## CHALLENGE
Each entry below should be written out exactly as it is, with no pictures.

++++ INPUT ++++

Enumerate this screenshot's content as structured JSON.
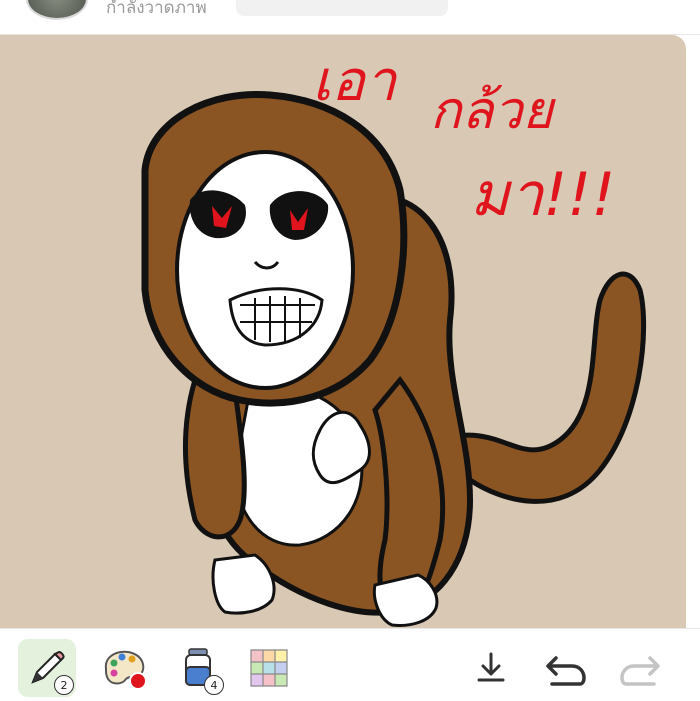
{
  "header": {
    "status_text": "กำลังวาดภาพ",
    "name_field_value": ""
  },
  "canvas": {
    "background_color": "#d8c8b4",
    "drawing_text_line1": "เอา",
    "drawing_text_line2": "กล้วย",
    "drawing_text_line3": "มา!!!",
    "ink_color": "#e0141c"
  },
  "toolbar": {
    "tools": [
      {
        "name": "pencil-icon",
        "badge": "2",
        "active": true
      },
      {
        "name": "palette-icon",
        "badge": "",
        "selected_color": "#e0141c"
      },
      {
        "name": "paint-bucket-icon",
        "badge": "4"
      },
      {
        "name": "grid-icon",
        "badge": ""
      }
    ],
    "actions": [
      {
        "name": "download-icon"
      },
      {
        "name": "undo-icon"
      },
      {
        "name": "redo-icon",
        "enabled": false
      }
    ]
  }
}
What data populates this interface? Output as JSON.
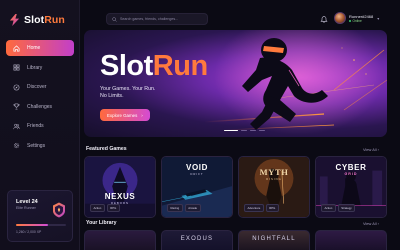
{
  "app": {
    "name_part1": "Slot",
    "name_part2": "Run"
  },
  "sidebar": {
    "items": [
      {
        "label": "Home",
        "icon": "home-icon",
        "active": true
      },
      {
        "label": "Library",
        "icon": "grid-icon",
        "active": false
      },
      {
        "label": "Discover",
        "icon": "compass-icon",
        "active": false
      },
      {
        "label": "Challenges",
        "icon": "trophy-icon",
        "active": false
      },
      {
        "label": "Friends",
        "icon": "users-icon",
        "active": false
      },
      {
        "label": "Settings",
        "icon": "gear-icon",
        "active": false
      }
    ],
    "level_card": {
      "title": "Level 24",
      "subtitle": "Elite Runner",
      "xp_text": "1,260 / 2,000 XP",
      "xp_progress": 0.63
    }
  },
  "header": {
    "search_placeholder": "Search games, friends, challenges...",
    "user": {
      "name": "Runner#2468",
      "status": "Online"
    }
  },
  "hero": {
    "title_part1": "Slot",
    "title_part2": "Run",
    "subtitle_line1": "Your Games. Your Run.",
    "subtitle_line2": "No Limits.",
    "cta_label": "Explore Games",
    "cta_arrow": "›"
  },
  "featured": {
    "title": "Featured Games",
    "view_all": "View All ›",
    "games": [
      {
        "title": "NEXUS",
        "subtitle": "REBORN",
        "tags": [
          "Action",
          "RPG"
        ]
      },
      {
        "title": "VOID",
        "subtitle": "DRIFT",
        "tags": [
          "Racing",
          "Arcade"
        ]
      },
      {
        "title": "MYTH",
        "subtitle": "RISING",
        "tags": [
          "Adventure",
          "RPG"
        ]
      },
      {
        "title": "CYBER",
        "subtitle": "GRID",
        "tags": [
          "Action",
          "Strategy"
        ]
      }
    ]
  },
  "library": {
    "title": "Your Library",
    "view_all": "View All ›",
    "games": [
      {
        "title": ""
      },
      {
        "title": "EXODUS"
      },
      {
        "title": "NIGHTFALL"
      },
      {
        "title": ""
      }
    ]
  },
  "colors": {
    "accent_orange": "#ff7a3d",
    "accent_magenta": "#c23fc9",
    "bg": "#0b0a14"
  }
}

++++

## COMPLETE ANSWER
Enumerate this screenshot's content as structured JSON.
{
  "header": {
    "status_text": "กำลังวาดภาพ",
    "name_field_value": ""
  },
  "canvas": {
    "background_color": "#d8c8b4",
    "drawing_text_line1": "เอา",
    "drawing_text_line2": "กล้วย",
    "drawing_text_line3": "มา!!!",
    "ink_color": "#e0141c"
  },
  "toolbar": {
    "tools": [
      {
        "name": "pencil-icon",
        "badge": "2",
        "active": true
      },
      {
        "name": "palette-icon",
        "badge": "",
        "selected_color": "#e0141c"
      },
      {
        "name": "paint-bucket-icon",
        "badge": "4"
      },
      {
        "name": "grid-icon",
        "badge": ""
      }
    ],
    "actions": [
      {
        "name": "download-icon"
      },
      {
        "name": "undo-icon"
      },
      {
        "name": "redo-icon",
        "enabled": false
      }
    ]
  }
}
What data populates this interface? Output as JSON.
{
  "app": {
    "name_part1": "Slot",
    "name_part2": "Run"
  },
  "sidebar": {
    "items": [
      {
        "label": "Home",
        "icon": "home-icon",
        "active": true
      },
      {
        "label": "Library",
        "icon": "grid-icon",
        "active": false
      },
      {
        "label": "Discover",
        "icon": "compass-icon",
        "active": false
      },
      {
        "label": "Challenges",
        "icon": "trophy-icon",
        "active": false
      },
      {
        "label": "Friends",
        "icon": "users-icon",
        "active": false
      },
      {
        "label": "Settings",
        "icon": "gear-icon",
        "active": false
      }
    ],
    "level_card": {
      "title": "Level 24",
      "subtitle": "Elite Runner",
      "xp_text": "1,260 / 2,000 XP",
      "xp_progress": 0.63
    }
  },
  "header": {
    "search_placeholder": "Search games, friends, challenges...",
    "user": {
      "name": "Runner#2468",
      "status": "Online"
    }
  },
  "hero": {
    "title_part1": "Slot",
    "title_part2": "Run",
    "subtitle_line1": "Your Games. Your Run.",
    "subtitle_line2": "No Limits.",
    "cta_label": "Explore Games",
    "cta_arrow": "›"
  },
  "featured": {
    "title": "Featured Games",
    "view_all": "View All ›",
    "games": [
      {
        "title": "NEXUS",
        "subtitle": "REBORN",
        "tags": [
          "Action",
          "RPG"
        ]
      },
      {
        "title": "VOID",
        "subtitle": "DRIFT",
        "tags": [
          "Racing",
          "Arcade"
        ]
      },
      {
        "title": "MYTH",
        "subtitle": "RISING",
        "tags": [
          "Adventure",
          "RPG"
        ]
      },
      {
        "title": "CYBER",
        "subtitle": "GRID",
        "tags": [
          "Action",
          "Strategy"
        ]
      }
    ]
  },
  "library": {
    "title": "Your Library",
    "view_all": "View All ›",
    "games": [
      {
        "title": ""
      },
      {
        "title": "EXODUS"
      },
      {
        "title": "NIGHTFALL"
      },
      {
        "title": ""
      }
    ]
  },
  "colors": {
    "accent_orange": "#ff7a3d",
    "accent_magenta": "#c23fc9",
    "bg": "#0b0a14"
  }
}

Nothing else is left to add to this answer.